**YOUR GOAL:** Find the word "العائلة" in the records below. List each line containing it.
----
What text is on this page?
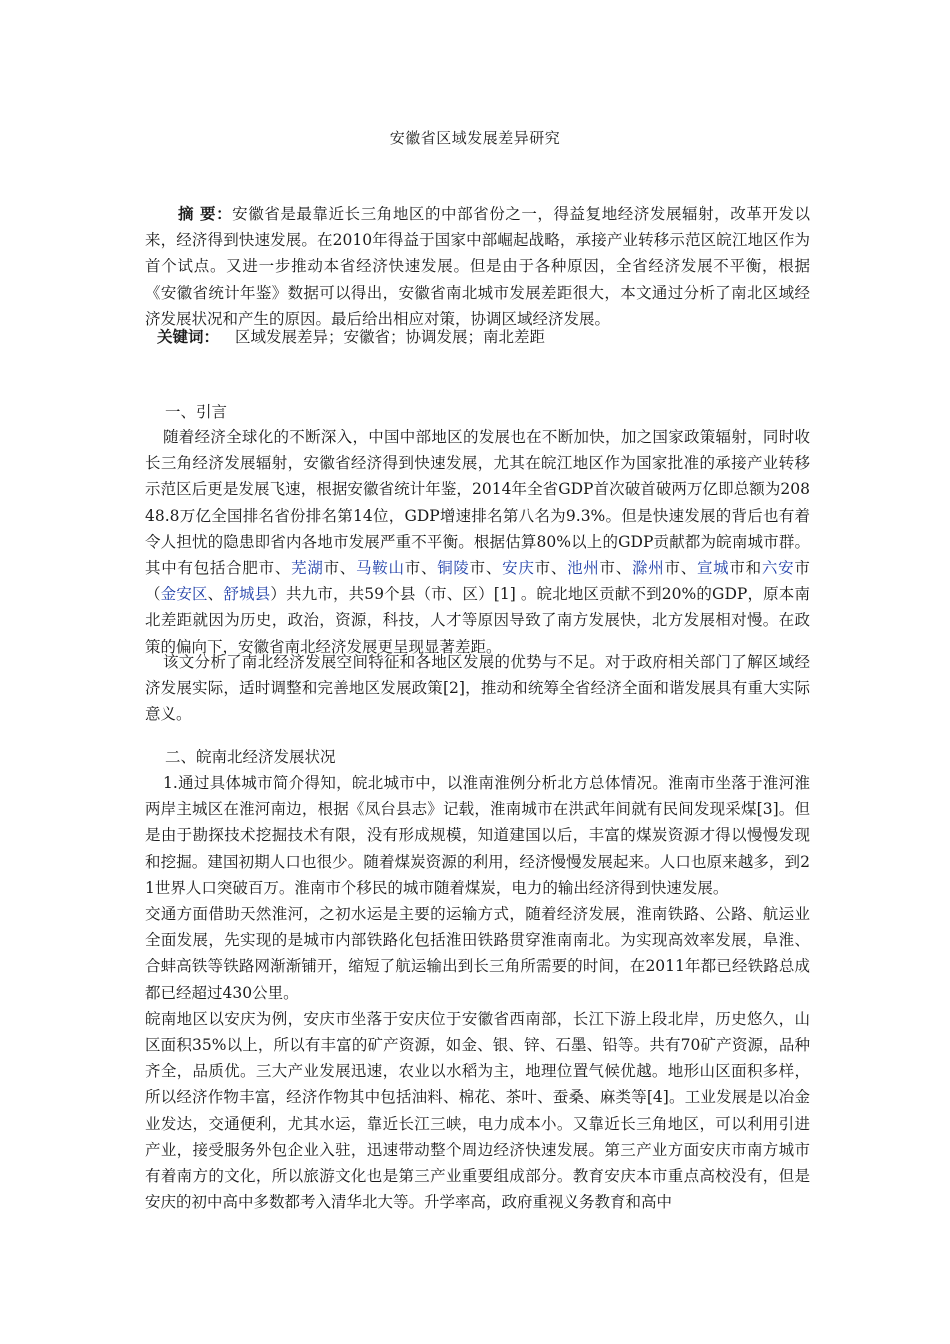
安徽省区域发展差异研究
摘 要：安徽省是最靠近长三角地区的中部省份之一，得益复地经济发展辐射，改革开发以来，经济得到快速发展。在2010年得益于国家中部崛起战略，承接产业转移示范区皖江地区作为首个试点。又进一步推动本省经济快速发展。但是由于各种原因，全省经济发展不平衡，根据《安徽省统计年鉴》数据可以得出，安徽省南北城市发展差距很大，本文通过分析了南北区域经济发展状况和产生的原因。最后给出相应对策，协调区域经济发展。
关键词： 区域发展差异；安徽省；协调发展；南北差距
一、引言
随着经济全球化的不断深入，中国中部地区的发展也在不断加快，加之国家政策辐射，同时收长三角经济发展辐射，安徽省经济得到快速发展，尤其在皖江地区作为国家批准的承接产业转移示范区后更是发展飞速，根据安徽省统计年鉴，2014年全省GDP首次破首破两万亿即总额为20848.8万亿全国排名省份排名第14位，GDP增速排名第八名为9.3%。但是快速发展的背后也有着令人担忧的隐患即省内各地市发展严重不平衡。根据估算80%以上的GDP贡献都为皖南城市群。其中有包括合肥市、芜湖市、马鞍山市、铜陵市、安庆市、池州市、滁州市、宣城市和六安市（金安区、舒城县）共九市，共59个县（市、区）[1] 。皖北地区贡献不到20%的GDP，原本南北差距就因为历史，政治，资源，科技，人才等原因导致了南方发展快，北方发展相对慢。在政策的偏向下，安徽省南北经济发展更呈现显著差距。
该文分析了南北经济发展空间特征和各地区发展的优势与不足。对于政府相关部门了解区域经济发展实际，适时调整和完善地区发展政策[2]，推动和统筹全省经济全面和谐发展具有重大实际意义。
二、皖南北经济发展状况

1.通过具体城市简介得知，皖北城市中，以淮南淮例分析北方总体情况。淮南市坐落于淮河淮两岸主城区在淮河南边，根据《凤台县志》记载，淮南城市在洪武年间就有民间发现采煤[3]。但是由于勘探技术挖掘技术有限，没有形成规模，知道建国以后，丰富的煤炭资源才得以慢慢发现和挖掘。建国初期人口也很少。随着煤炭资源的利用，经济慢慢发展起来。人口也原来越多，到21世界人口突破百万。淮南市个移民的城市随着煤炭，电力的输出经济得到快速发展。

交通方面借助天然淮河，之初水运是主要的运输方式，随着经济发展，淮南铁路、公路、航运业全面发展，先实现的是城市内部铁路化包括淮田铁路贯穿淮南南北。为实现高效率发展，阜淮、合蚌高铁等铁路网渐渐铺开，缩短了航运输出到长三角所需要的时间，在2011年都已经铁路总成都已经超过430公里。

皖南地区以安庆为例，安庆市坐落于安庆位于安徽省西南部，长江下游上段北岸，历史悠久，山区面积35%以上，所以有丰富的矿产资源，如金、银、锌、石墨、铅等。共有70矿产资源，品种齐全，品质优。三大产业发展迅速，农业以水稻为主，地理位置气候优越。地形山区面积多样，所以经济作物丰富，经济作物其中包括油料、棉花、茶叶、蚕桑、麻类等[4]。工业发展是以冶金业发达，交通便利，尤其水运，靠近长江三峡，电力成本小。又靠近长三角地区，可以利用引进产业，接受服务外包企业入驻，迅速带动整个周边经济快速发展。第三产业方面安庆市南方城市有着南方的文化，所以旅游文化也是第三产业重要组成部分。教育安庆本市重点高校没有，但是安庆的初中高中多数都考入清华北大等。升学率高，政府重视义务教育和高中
----
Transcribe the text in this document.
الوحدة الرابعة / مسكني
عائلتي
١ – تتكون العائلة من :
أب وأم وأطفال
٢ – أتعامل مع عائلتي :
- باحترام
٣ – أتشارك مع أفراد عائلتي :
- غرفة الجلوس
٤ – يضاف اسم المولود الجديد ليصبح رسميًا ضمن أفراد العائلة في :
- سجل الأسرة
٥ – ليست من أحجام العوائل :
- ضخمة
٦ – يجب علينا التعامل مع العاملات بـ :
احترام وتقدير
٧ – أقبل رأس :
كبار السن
----
**OUTPUT OF THE TASK:**
١ – تتكون العائلة من :
٤ – يضاف اسم المولود الجديد ليصبح رسميًا ضمن أفراد العائلة في :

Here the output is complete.